··· Given records
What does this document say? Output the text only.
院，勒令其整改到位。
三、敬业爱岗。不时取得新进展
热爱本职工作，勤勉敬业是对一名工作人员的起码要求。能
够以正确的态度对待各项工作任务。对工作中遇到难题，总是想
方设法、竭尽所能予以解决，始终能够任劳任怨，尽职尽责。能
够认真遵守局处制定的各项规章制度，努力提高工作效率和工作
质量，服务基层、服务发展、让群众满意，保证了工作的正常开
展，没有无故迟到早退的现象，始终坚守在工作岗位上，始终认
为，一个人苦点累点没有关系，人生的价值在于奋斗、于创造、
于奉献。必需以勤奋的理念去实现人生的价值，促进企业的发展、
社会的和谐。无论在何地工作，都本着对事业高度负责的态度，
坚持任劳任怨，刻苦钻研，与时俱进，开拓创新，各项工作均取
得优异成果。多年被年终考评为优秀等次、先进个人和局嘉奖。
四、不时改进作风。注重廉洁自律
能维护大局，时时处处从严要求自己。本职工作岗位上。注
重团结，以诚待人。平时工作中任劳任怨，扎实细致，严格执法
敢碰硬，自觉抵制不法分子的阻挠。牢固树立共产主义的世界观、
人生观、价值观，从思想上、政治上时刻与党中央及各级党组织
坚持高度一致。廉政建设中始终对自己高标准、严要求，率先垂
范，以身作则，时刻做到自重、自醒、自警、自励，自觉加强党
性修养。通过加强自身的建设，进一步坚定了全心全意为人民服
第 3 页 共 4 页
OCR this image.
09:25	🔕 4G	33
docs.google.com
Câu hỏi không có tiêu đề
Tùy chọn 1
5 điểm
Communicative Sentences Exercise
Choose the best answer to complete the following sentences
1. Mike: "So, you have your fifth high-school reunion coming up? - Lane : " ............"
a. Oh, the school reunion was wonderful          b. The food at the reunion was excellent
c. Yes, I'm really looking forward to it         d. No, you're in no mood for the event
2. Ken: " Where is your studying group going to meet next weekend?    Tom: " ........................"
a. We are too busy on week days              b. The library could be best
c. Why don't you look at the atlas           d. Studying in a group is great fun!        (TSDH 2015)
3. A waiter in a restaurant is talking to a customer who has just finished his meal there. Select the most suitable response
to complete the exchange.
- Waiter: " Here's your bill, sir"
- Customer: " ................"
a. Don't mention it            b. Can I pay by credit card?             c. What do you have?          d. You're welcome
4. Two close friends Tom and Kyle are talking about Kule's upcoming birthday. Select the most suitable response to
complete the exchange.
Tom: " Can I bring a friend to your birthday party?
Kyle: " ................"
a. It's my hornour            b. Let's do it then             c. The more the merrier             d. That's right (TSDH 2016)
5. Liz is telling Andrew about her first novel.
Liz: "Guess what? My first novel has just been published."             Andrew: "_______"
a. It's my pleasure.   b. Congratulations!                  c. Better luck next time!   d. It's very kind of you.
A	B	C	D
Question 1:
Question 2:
······
#### The problem:
Reproduce the whole listing word for word.

#### Output for this exercise:
What does this document say? Output the text only.
院，勒令其整改到位。
三、敬业爱岗。不时取得新进展
热爱本职工作，勤勉敬业是对一名工作人员的起码要求。能
够以正确的态度对待各项工作任务。对工作中遇到难题，总是想
方设法、竭尽所能予以解决，始终能够任劳任怨，尽职尽责。能
够认真遵守局处制定的各项规章制度，努力提高工作效率和工作
质量，服务基层、服务发展、让群众满意，保证了工作的正常开
展，没有无故迟到早退的现象，始终坚守在工作岗位上，始终认
为，一个人苦点累点没有关系，人生的价值在于奋斗、于创造、
于奉献。必需以勤奋的理念去实现人生的价值，促进企业的发展、
社会的和谐。无论在何地工作，都本着对事业高度负责的态度，
坚持任劳任怨，刻苦钻研，与时俱进，开拓创新，各项工作均取
得优异成果。多年被年终考评为优秀等次、先进个人和局嘉奖。
四、不时改进作风。注重廉洁自律
能维护大局，时时处处从严要求自己。本职工作岗位上。注
重团结，以诚待人。平时工作中任劳任怨，扎实细致，严格执法
敢碰硬，自觉抵制不法分子的阻挠。牢固树立共产主义的世界观、
人生观、价值观，从思想上、政治上时刻与党中央及各级党组织
坚持高度一致。廉政建设中始终对自己高标准、严要求，率先垂
范，以身作则，时刻做到自重、自醒、自警、自励，自觉加强党
性修养。通过加强自身的建设，进一步坚定了全心全意为人民服
第 3 页 共 4 页
OCR this image.
09:25	🔕 4G	33
docs.google.com
Câu hỏi không có tiêu đề
Tùy chọn 1
5 điểm
Communicative Sentences Exercise
Choose the best answer to complete the following sentences
1. Mike: "So, you have your fifth high-school reunion coming up? - Lane : " ............"
a. Oh, the school reunion was wonderful          b. The food at the reunion was excellent
c. Yes, I'm really looking forward to it         d. No, you're in no mood for the event
2. Ken: " Where is your studying group going to meet next weekend?    Tom: " ........................"
a. We are too busy on week days              b. The library could be best
c. Why don't you look at the atlas           d. Studying in a group is great fun!        (TSDH 2015)
3. A waiter in a restaurant is talking to a customer who has just finished his meal there. Select the most suitable response
to complete the exchange.
- Waiter: " Here's your bill, sir"
- Customer: " ................"
a. Don't mention it            b. Can I pay by credit card?             c. What do you have?          d. You're welcome
4. Two close friends Tom and Kyle are talking about Kule's upcoming birthday. Select the most suitable response to
complete the exchange.
Tom: " Can I bring a friend to your birthday party?
Kyle: " ................"
a. It's my hornour            b. Let's do it then             c. The more the merrier             d. That's right (TSDH 2016)
5. Liz is telling Andrew about her first novel.
Liz: "Guess what? My first novel has just been published."             Andrew: "_______"
a. It's my pleasure.   b. Congratulations!                  c. Better luck next time!   d. It's very kind of you.
A	B	C	D
Question 1:
Question 2:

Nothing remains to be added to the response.